→ Problem description:
In the material below, the lines containing the word "until" are required; copy each of them.

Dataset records

== == ==

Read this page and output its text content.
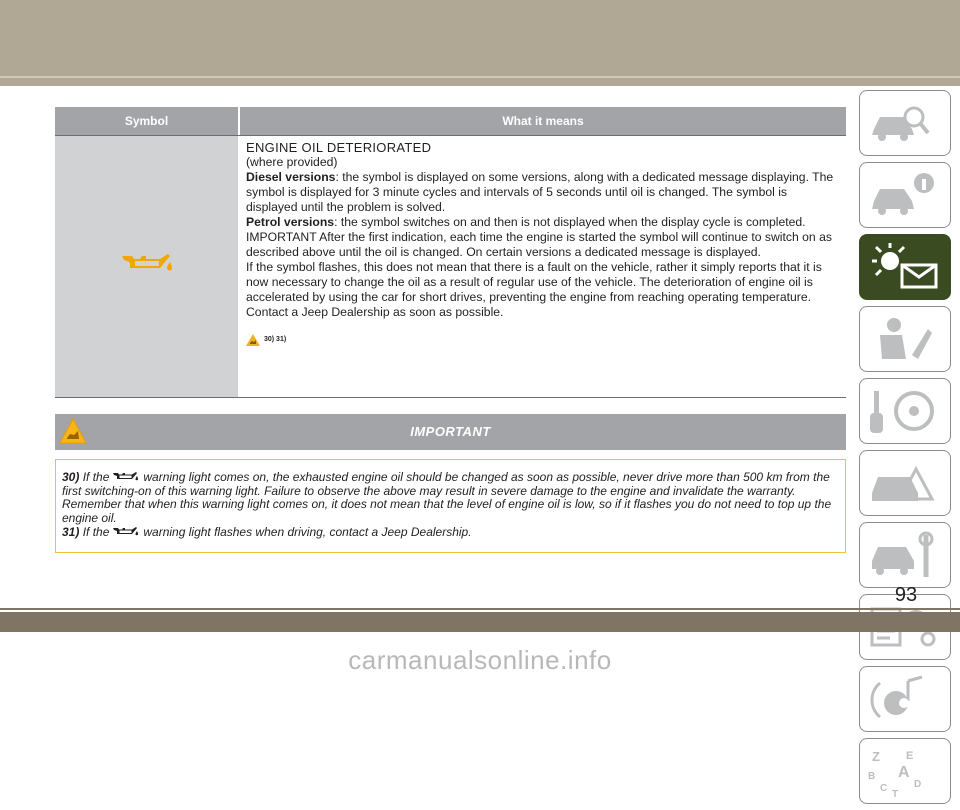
Symbol	What it means
ENGINE OIL DETERIORATED
(where provided)
Diesel versions: the symbol is displayed on some versions, along with a dedicated message displaying. The symbol is displayed for 3 minute cycles and intervals of 5 seconds until oil is changed. The symbol is displayed until the problem is solved.
Petrol versions: the symbol switches on and then is not displayed when the display cycle is completed.
IMPORTANT After the first indication, each time the engine is started the symbol will continue to switch on as described above until the oil is changed. On certain versions a dedicated message is displayed.
If the symbol flashes, this does not mean that there is a fault on the vehicle, rather it simply reports that it is now necessary to change the oil as a result of regular use of the vehicle. The deterioration of engine oil is accelerated by using the car for short drives, preventing the engine from reaching operating temperature.
Contact a Jeep Dealership as soon as possible.
30) 31)
IMPORTANT
30) If the	warning light comes on, the exhausted engine oil should be changed as soon as possible, never drive more than 500 km from the first switching-on of this warning light. Failure to observe the above may result in severe damage to the engine and invalidate the warranty. Remember that when this warning light comes on, it does not mean that the level of engine oil is low, so if it flashes you do not need to top up the engine oil.
31) If the	warning light flashes when driving, contact a Jeep Dealership.
Z E
A
B
C	D
T
93
carmanualsonline.info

== == ==

→ Result of the task:
Diesel versions: the symbol is displayed on some versions, along with a dedicated message displaying. The symbol is displayed for 3 minute cycles and intervals of 5 seconds until oil is changed. The symbol is displayed until the problem is solved.
IMPORTANT After the first indication, each time the engine is started the symbol will continue to switch on as described above until the oil is changed. On certain versions a dedicated message is displayed.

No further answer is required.